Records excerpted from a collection
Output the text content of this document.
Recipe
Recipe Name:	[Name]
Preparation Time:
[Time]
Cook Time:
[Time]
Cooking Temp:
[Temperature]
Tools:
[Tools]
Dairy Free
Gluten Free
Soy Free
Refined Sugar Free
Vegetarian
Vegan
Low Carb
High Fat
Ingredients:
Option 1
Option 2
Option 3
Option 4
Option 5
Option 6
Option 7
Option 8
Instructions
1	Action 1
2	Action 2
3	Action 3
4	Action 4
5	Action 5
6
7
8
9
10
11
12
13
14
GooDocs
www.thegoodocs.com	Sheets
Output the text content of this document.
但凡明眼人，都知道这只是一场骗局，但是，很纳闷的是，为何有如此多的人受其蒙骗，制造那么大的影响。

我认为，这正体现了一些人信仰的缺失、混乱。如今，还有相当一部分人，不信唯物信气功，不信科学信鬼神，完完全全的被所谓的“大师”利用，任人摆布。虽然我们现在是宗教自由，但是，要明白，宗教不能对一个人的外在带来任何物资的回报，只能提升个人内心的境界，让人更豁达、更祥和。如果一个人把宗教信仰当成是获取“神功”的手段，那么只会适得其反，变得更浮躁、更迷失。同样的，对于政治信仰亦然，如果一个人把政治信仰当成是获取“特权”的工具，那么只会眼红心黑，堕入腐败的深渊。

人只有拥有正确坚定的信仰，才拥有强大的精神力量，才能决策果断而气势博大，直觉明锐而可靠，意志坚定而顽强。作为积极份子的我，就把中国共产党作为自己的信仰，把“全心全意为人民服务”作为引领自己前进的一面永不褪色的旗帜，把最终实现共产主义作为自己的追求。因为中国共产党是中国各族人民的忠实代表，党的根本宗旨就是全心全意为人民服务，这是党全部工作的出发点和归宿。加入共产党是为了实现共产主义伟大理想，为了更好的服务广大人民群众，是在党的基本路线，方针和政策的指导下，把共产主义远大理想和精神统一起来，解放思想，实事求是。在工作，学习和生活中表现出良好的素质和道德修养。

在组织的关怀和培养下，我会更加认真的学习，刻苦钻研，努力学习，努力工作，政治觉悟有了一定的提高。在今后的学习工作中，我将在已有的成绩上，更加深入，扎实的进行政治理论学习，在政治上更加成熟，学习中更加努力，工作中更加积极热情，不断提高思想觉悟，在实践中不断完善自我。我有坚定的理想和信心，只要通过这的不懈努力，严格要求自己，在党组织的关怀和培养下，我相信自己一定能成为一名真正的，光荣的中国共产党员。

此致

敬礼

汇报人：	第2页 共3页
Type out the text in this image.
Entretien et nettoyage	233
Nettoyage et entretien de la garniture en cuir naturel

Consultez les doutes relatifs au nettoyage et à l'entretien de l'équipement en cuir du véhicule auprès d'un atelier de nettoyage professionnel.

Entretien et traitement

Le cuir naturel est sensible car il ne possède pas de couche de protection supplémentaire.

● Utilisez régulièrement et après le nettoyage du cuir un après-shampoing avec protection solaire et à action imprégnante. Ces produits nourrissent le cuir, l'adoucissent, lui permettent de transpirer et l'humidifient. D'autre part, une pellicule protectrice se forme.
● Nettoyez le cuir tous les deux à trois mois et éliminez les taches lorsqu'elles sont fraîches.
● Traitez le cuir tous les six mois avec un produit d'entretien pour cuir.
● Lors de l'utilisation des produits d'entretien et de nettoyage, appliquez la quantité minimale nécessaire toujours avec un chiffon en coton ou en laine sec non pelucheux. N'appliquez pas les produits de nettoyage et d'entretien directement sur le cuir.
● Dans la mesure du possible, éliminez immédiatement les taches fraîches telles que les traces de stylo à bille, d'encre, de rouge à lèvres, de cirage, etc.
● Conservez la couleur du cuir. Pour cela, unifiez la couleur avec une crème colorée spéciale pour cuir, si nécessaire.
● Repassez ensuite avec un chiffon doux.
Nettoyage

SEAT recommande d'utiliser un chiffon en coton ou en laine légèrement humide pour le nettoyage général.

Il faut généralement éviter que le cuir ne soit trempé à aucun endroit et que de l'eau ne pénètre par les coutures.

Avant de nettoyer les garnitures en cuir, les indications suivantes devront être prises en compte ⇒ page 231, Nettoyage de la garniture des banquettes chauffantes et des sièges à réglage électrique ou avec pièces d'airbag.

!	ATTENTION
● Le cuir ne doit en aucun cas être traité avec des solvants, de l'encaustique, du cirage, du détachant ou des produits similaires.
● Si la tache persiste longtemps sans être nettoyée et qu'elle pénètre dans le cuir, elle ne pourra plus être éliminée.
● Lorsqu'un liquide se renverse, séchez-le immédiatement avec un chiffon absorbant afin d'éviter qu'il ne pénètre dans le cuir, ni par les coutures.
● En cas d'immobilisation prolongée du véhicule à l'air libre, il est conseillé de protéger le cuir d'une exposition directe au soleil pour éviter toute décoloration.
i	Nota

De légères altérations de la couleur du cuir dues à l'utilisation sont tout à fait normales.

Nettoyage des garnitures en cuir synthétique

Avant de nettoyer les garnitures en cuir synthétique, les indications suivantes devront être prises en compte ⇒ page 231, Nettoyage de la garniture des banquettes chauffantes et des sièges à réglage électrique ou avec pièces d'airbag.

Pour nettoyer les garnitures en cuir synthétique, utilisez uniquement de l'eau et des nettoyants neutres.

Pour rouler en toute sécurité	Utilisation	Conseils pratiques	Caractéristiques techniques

STATED TASK
Using the records above, list each line that includes "coutures".

FULL RESPONSE
Il faut généralement éviter que le cuir ne soit trempé à aucun endroit et que de l'eau ne pénètre par les coutures.
● Lorsqu'un liquide se renverse, séchez-le immédiatement avec un chiffon absorbant afin d'éviter qu'il ne pénètre dans le cuir, ni par les coutures.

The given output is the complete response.